(Data entries)
.....
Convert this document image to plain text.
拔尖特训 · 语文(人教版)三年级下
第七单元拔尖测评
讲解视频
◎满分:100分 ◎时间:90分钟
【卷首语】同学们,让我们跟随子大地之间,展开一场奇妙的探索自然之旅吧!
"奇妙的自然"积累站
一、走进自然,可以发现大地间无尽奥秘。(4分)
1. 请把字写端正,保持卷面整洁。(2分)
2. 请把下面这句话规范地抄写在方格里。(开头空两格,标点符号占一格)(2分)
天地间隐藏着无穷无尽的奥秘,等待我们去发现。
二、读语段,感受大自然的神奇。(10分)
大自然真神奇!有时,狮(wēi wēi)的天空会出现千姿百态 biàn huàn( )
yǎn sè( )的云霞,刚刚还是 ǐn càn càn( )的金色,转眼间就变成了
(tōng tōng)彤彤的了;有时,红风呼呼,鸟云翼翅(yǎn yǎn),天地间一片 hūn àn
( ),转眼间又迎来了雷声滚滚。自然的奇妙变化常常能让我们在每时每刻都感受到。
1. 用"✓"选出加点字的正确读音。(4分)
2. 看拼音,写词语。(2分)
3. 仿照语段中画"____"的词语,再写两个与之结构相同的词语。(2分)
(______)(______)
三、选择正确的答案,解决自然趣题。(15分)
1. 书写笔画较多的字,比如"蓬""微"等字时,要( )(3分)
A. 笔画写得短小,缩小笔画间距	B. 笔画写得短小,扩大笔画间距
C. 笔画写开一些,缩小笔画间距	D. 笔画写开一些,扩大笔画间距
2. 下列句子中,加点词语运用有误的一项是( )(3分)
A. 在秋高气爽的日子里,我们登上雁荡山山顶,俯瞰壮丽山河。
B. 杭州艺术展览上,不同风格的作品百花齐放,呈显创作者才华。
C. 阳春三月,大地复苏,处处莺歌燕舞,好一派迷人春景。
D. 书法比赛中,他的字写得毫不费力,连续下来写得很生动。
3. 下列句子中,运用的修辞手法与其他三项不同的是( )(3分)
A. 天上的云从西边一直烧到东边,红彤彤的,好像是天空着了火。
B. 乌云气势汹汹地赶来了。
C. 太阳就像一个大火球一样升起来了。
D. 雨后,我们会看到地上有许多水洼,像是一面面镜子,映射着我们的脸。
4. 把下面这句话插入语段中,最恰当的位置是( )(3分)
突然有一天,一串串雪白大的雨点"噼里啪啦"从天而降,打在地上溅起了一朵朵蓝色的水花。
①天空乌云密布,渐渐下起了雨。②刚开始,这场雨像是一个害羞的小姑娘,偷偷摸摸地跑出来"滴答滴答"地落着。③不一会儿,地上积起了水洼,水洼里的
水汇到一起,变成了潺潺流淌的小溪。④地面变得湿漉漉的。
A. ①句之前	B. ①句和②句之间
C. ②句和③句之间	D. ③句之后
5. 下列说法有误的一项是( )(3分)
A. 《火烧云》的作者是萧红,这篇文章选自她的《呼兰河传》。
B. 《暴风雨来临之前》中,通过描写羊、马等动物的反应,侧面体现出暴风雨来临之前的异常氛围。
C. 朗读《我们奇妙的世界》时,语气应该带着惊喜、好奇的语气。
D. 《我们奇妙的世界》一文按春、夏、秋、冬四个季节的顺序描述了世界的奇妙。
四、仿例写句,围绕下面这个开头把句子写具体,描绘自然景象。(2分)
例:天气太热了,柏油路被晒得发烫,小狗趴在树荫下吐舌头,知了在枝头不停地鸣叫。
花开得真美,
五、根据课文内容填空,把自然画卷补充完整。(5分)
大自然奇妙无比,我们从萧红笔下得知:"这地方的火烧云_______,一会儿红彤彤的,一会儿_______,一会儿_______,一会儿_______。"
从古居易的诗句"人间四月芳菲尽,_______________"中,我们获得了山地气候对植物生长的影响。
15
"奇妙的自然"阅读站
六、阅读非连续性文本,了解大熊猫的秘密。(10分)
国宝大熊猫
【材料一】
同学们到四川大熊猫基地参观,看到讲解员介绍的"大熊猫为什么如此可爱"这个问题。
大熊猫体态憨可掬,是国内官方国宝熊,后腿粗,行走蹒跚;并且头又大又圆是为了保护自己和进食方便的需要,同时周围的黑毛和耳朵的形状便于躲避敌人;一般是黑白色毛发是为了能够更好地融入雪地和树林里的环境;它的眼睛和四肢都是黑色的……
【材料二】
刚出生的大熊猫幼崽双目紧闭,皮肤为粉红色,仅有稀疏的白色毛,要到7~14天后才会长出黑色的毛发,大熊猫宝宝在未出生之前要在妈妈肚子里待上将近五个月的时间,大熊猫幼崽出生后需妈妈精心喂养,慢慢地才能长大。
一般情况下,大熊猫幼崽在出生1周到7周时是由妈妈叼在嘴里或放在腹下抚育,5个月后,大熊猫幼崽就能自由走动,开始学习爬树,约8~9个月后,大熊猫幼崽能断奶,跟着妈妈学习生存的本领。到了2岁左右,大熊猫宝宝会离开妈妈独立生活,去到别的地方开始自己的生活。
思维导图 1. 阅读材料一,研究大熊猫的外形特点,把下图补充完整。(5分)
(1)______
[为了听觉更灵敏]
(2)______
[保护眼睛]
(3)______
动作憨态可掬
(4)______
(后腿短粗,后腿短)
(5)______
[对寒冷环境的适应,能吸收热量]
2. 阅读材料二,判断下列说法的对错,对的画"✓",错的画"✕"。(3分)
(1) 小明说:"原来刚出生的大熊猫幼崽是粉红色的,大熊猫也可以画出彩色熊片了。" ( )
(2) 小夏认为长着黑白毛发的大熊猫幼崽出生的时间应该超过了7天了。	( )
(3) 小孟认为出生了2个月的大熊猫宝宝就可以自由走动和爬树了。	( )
.....
Description of the task. Write the entire listing out again, word for word.

Solution for this task.
Convert this document image to plain text.
拔尖特训 · 语文(人教版)三年级下
第七单元拔尖测评
讲解视频
◎满分:100分 ◎时间:90分钟
【卷首语】同学们,让我们跟随子大地之间,展开一场奇妙的探索自然之旅吧!
"奇妙的自然"积累站
一、走进自然,可以发现大地间无尽奥秘。(4分)
1. 请把字写端正,保持卷面整洁。(2分)
2. 请把下面这句话规范地抄写在方格里。(开头空两格,标点符号占一格)(2分)
天地间隐藏着无穷无尽的奥秘,等待我们去发现。
二、读语段,感受大自然的神奇。(10分)
大自然真神奇!有时,狮(wēi wēi)的天空会出现千姿百态 biàn huàn( )
yǎn sè( )的云霞,刚刚还是 ǐn càn càn( )的金色,转眼间就变成了
(tōng tōng)彤彤的了;有时,红风呼呼,鸟云翼翅(yǎn yǎn),天地间一片 hūn àn
( ),转眼间又迎来了雷声滚滚。自然的奇妙变化常常能让我们在每时每刻都感受到。
1. 用"✓"选出加点字的正确读音。(4分)
2. 看拼音,写词语。(2分)
3. 仿照语段中画"____"的词语,再写两个与之结构相同的词语。(2分)
(______)(______)
三、选择正确的答案,解决自然趣题。(15分)
1. 书写笔画较多的字,比如"蓬""微"等字时,要( )(3分)
A. 笔画写得短小,缩小笔画间距	B. 笔画写得短小,扩大笔画间距
C. 笔画写开一些,缩小笔画间距	D. 笔画写开一些,扩大笔画间距
2. 下列句子中,加点词语运用有误的一项是( )(3分)
A. 在秋高气爽的日子里,我们登上雁荡山山顶,俯瞰壮丽山河。
B. 杭州艺术展览上,不同风格的作品百花齐放,呈显创作者才华。
C. 阳春三月,大地复苏,处处莺歌燕舞,好一派迷人春景。
D. 书法比赛中,他的字写得毫不费力,连续下来写得很生动。
3. 下列句子中,运用的修辞手法与其他三项不同的是( )(3分)
A. 天上的云从西边一直烧到东边,红彤彤的,好像是天空着了火。
B. 乌云气势汹汹地赶来了。
C. 太阳就像一个大火球一样升起来了。
D. 雨后,我们会看到地上有许多水洼,像是一面面镜子,映射着我们的脸。
4. 把下面这句话插入语段中,最恰当的位置是( )(3分)
突然有一天,一串串雪白大的雨点"噼里啪啦"从天而降,打在地上溅起了一朵朵蓝色的水花。
①天空乌云密布,渐渐下起了雨。②刚开始,这场雨像是一个害羞的小姑娘,偷偷摸摸地跑出来"滴答滴答"地落着。③不一会儿,地上积起了水洼,水洼里的
水汇到一起,变成了潺潺流淌的小溪。④地面变得湿漉漉的。
A. ①句之前	B. ①句和②句之间
C. ②句和③句之间	D. ③句之后
5. 下列说法有误的一项是( )(3分)
A. 《火烧云》的作者是萧红,这篇文章选自她的《呼兰河传》。
B. 《暴风雨来临之前》中,通过描写羊、马等动物的反应,侧面体现出暴风雨来临之前的异常氛围。
C. 朗读《我们奇妙的世界》时,语气应该带着惊喜、好奇的语气。
D. 《我们奇妙的世界》一文按春、夏、秋、冬四个季节的顺序描述了世界的奇妙。
四、仿例写句,围绕下面这个开头把句子写具体,描绘自然景象。(2分)
例:天气太热了,柏油路被晒得发烫,小狗趴在树荫下吐舌头,知了在枝头不停地鸣叫。
花开得真美,
五、根据课文内容填空,把自然画卷补充完整。(5分)
大自然奇妙无比,我们从萧红笔下得知:"这地方的火烧云_______,一会儿红彤彤的,一会儿_______,一会儿_______,一会儿_______。"
从古居易的诗句"人间四月芳菲尽,_______________"中,我们获得了山地气候对植物生长的影响。
15
"奇妙的自然"阅读站
六、阅读非连续性文本,了解大熊猫的秘密。(10分)
国宝大熊猫
【材料一】
同学们到四川大熊猫基地参观,看到讲解员介绍的"大熊猫为什么如此可爱"这个问题。
大熊猫体态憨可掬,是国内官方国宝熊,后腿粗,行走蹒跚;并且头又大又圆是为了保护自己和进食方便的需要,同时周围的黑毛和耳朵的形状便于躲避敌人;一般是黑白色毛发是为了能够更好地融入雪地和树林里的环境;它的眼睛和四肢都是黑色的……
【材料二】
刚出生的大熊猫幼崽双目紧闭,皮肤为粉红色,仅有稀疏的白色毛,要到7~14天后才会长出黑色的毛发,大熊猫宝宝在未出生之前要在妈妈肚子里待上将近五个月的时间,大熊猫幼崽出生后需妈妈精心喂养,慢慢地才能长大。
一般情况下,大熊猫幼崽在出生1周到7周时是由妈妈叼在嘴里或放在腹下抚育,5个月后,大熊猫幼崽就能自由走动,开始学习爬树,约8~9个月后,大熊猫幼崽能断奶,跟着妈妈学习生存的本领。到了2岁左右,大熊猫宝宝会离开妈妈独立生活,去到别的地方开始自己的生活。
思维导图 1. 阅读材料一,研究大熊猫的外形特点,把下图补充完整。(5分)
(1)______
[为了听觉更灵敏]
(2)______
[保护眼睛]
(3)______
动作憨态可掬
(4)______
(后腿短粗,后腿短)
(5)______
[对寒冷环境的适应,能吸收热量]
2. 阅读材料二,判断下列说法的对错,对的画"✓",错的画"✕"。(3分)
(1) 小明说:"原来刚出生的大熊猫幼崽是粉红色的,大熊猫也可以画出彩色熊片了。" ( )
(2) 小夏认为长着黑白毛发的大熊猫幼崽出生的时间应该超过了7天了。	( )
(3) 小孟认为出生了2个月的大熊猫宝宝就可以自由走动和爬树了。	( )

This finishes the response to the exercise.